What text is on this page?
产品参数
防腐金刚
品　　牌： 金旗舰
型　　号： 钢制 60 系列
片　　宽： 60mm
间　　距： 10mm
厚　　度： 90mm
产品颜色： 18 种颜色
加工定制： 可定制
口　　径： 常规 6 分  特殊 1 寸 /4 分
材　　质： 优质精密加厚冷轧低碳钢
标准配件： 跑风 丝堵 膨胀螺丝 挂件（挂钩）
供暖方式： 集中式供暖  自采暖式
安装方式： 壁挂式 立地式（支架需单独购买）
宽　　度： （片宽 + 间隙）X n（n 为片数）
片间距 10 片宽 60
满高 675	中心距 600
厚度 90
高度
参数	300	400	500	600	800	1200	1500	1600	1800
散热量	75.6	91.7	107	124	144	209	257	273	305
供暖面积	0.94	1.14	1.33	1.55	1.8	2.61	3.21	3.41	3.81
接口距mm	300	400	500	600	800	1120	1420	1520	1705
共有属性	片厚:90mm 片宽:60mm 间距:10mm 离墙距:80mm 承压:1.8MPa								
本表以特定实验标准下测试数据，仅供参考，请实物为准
········
→ **What you have to do**:
Repeat the material word for word, in full.

→ **Worked solution**:
What text is on this page?
产品参数
防腐金刚
品　　牌： 金旗舰
型　　号： 钢制 60 系列
片　　宽： 60mm
间　　距： 10mm
厚　　度： 90mm
产品颜色： 18 种颜色
加工定制： 可定制
口　　径： 常规 6 分  特殊 1 寸 /4 分
材　　质： 优质精密加厚冷轧低碳钢
标准配件： 跑风 丝堵 膨胀螺丝 挂件（挂钩）
供暖方式： 集中式供暖  自采暖式
安装方式： 壁挂式 立地式（支架需单独购买）
宽　　度： （片宽 + 间隙）X n（n 为片数）
片间距 10 片宽 60
满高 675	中心距 600
厚度 90
高度
参数	300	400	500	600	800	1200	1500	1600	1800
散热量	75.6	91.7	107	124	144	209	257	273	305
供暖面积	0.94	1.14	1.33	1.55	1.8	2.61	3.21	3.41	3.81
接口距mm	300	400	500	600	800	1120	1420	1520	1705
共有属性	片厚:90mm 片宽:60mm 间距:10mm 离墙距:80mm 承压:1.8MPa								
本表以特定实验标准下测试数据，仅供参考，请实物为准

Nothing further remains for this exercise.